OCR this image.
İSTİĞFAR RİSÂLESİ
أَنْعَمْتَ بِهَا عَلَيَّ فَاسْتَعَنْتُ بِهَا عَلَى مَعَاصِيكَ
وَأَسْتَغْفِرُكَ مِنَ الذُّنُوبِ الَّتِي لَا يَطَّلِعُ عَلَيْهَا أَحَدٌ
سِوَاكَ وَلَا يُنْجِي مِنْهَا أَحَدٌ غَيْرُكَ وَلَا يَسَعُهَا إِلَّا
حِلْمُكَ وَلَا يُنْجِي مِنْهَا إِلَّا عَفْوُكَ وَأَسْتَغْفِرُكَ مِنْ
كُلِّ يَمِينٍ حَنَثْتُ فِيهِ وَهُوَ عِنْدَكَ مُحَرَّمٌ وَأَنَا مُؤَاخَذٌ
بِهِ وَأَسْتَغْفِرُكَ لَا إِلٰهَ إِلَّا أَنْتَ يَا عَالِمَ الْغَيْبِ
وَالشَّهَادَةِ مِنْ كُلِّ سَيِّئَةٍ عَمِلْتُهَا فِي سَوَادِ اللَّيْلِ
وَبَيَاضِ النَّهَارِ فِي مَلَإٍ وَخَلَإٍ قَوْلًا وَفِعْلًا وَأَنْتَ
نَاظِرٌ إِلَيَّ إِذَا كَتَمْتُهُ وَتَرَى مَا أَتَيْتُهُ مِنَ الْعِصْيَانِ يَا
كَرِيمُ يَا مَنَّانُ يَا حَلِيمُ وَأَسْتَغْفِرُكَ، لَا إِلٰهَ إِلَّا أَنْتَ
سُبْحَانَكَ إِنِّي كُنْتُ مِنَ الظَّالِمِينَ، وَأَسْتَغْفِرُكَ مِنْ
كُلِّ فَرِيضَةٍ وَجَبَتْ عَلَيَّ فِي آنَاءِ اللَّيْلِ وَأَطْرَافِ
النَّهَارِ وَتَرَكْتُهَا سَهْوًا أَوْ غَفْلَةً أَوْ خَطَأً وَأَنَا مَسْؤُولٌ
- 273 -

▶ _The problem_: The data above must be returned in full, exactly as written.

▶ _Response to the exercise_:
OCR this image.
İSTİĞFAR RİSÂLESİ
أَنْعَمْتَ بِهَا عَلَيَّ فَاسْتَعَنْتُ بِهَا عَلَى مَعَاصِيكَ
وَأَسْتَغْفِرُكَ مِنَ الذُّنُوبِ الَّتِي لَا يَطَّلِعُ عَلَيْهَا أَحَدٌ
سِوَاكَ وَلَا يُنْجِي مِنْهَا أَحَدٌ غَيْرُكَ وَلَا يَسَعُهَا إِلَّا
حِلْمُكَ وَلَا يُنْجِي مِنْهَا إِلَّا عَفْوُكَ وَأَسْتَغْفِرُكَ مِنْ
كُلِّ يَمِينٍ حَنَثْتُ فِيهِ وَهُوَ عِنْدَكَ مُحَرَّمٌ وَأَنَا مُؤَاخَذٌ
بِهِ وَأَسْتَغْفِرُكَ لَا إِلٰهَ إِلَّا أَنْتَ يَا عَالِمَ الْغَيْبِ
وَالشَّهَادَةِ مِنْ كُلِّ سَيِّئَةٍ عَمِلْتُهَا فِي سَوَادِ اللَّيْلِ
وَبَيَاضِ النَّهَارِ فِي مَلَإٍ وَخَلَإٍ قَوْلًا وَفِعْلًا وَأَنْتَ
نَاظِرٌ إِلَيَّ إِذَا كَتَمْتُهُ وَتَرَى مَا أَتَيْتُهُ مِنَ الْعِصْيَانِ يَا
كَرِيمُ يَا مَنَّانُ يَا حَلِيمُ وَأَسْتَغْفِرُكَ، لَا إِلٰهَ إِلَّا أَنْتَ
سُبْحَانَكَ إِنِّي كُنْتُ مِنَ الظَّالِمِينَ، وَأَسْتَغْفِرُكَ مِنْ
كُلِّ فَرِيضَةٍ وَجَبَتْ عَلَيَّ فِي آنَاءِ اللَّيْلِ وَأَطْرَافِ
النَّهَارِ وَتَرَكْتُهَا سَهْوًا أَوْ غَفْلَةً أَوْ خَطَأً وَأَنَا مَسْؤُولٌ
- 273 -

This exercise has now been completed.